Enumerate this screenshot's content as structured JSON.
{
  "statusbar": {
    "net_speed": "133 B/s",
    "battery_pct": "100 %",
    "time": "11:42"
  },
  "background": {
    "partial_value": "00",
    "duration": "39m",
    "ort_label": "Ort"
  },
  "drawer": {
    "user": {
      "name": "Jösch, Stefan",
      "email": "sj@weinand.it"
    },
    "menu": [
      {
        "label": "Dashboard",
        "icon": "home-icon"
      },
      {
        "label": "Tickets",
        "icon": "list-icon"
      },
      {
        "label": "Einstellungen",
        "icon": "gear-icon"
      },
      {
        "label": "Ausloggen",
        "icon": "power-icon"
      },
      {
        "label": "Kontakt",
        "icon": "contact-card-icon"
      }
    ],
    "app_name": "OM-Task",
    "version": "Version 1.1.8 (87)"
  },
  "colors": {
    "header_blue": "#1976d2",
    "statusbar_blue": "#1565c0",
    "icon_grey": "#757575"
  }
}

◇ ◇ ◇

**What is asked**
Please copy out each record, character for character.

**Completed exercise**
Enumerate this screenshot's content as structured JSON.
{
  "statusbar": {
    "net_speed": "133 B/s",
    "battery_pct": "100 %",
    "time": "11:42"
  },
  "background": {
    "partial_value": "00",
    "duration": "39m",
    "ort_label": "Ort"
  },
  "drawer": {
    "user": {
      "name": "Jösch, Stefan",
      "email": "sj@weinand.it"
    },
    "menu": [
      {
        "label": "Dashboard",
        "icon": "home-icon"
      },
      {
        "label": "Tickets",
        "icon": "list-icon"
      },
      {
        "label": "Einstellungen",
        "icon": "gear-icon"
      },
      {
        "label": "Ausloggen",
        "icon": "power-icon"
      },
      {
        "label": "Kontakt",
        "icon": "contact-card-icon"
      }
    ],
    "app_name": "OM-Task",
    "version": "Version 1.1.8 (87)"
  },
  "colors": {
    "header_blue": "#1976d2",
    "statusbar_blue": "#1565c0",
    "icon_grey": "#757575"
  }
}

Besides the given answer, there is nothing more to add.